EXERCISE GOAL:
Wherever the word "name" appears in a line, copy that line.
========================================================================
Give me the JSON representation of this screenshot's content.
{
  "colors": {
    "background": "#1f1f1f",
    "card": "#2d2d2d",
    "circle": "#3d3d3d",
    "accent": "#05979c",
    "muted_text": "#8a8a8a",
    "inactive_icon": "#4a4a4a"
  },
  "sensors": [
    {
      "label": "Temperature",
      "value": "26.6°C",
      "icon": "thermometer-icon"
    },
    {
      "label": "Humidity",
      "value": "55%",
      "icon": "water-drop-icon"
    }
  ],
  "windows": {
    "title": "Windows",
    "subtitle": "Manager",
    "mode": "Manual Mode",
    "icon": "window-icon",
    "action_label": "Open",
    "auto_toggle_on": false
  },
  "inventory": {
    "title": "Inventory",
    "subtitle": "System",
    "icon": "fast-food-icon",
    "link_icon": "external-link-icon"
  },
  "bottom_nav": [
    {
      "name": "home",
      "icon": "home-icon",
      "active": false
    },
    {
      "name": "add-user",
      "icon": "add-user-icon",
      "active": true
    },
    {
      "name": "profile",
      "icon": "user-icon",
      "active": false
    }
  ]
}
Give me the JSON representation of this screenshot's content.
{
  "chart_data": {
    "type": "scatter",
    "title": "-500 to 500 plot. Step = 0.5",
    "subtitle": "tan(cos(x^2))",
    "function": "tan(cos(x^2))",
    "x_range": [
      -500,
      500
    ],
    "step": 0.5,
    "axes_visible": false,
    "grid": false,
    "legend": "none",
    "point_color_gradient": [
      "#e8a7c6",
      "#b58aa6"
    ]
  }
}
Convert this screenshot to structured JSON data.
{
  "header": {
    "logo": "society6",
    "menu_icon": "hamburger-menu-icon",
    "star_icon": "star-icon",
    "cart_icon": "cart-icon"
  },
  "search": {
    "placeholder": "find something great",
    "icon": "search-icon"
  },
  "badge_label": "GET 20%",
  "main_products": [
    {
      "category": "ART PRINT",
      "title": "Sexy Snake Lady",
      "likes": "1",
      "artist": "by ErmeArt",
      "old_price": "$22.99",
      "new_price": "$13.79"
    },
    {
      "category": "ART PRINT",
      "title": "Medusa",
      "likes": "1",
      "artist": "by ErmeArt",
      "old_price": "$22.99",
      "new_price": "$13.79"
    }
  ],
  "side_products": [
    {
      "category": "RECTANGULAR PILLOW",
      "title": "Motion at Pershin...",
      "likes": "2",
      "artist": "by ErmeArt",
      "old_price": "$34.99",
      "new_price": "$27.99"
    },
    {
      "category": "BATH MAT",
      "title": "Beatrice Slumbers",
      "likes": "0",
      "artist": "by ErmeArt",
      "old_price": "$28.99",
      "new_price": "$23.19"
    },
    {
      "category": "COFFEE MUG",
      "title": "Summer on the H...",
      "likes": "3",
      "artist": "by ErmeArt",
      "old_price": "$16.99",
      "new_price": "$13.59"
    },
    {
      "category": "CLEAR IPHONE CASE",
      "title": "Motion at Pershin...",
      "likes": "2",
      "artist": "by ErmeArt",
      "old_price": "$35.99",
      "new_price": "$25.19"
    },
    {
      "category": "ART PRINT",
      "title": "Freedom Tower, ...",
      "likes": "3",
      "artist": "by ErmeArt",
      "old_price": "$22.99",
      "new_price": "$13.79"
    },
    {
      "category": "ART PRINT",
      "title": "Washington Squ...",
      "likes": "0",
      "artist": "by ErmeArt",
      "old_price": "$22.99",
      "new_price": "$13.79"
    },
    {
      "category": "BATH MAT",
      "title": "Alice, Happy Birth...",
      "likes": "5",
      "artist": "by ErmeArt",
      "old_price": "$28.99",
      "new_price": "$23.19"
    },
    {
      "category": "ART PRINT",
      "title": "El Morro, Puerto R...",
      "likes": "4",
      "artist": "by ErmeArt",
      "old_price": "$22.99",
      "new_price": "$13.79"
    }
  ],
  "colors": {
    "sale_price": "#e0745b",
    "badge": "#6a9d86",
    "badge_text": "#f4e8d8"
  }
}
========================================================================
EXPECTED ANSWER:
      "name": "home",
      "name": "add-user",
      "name": "profile",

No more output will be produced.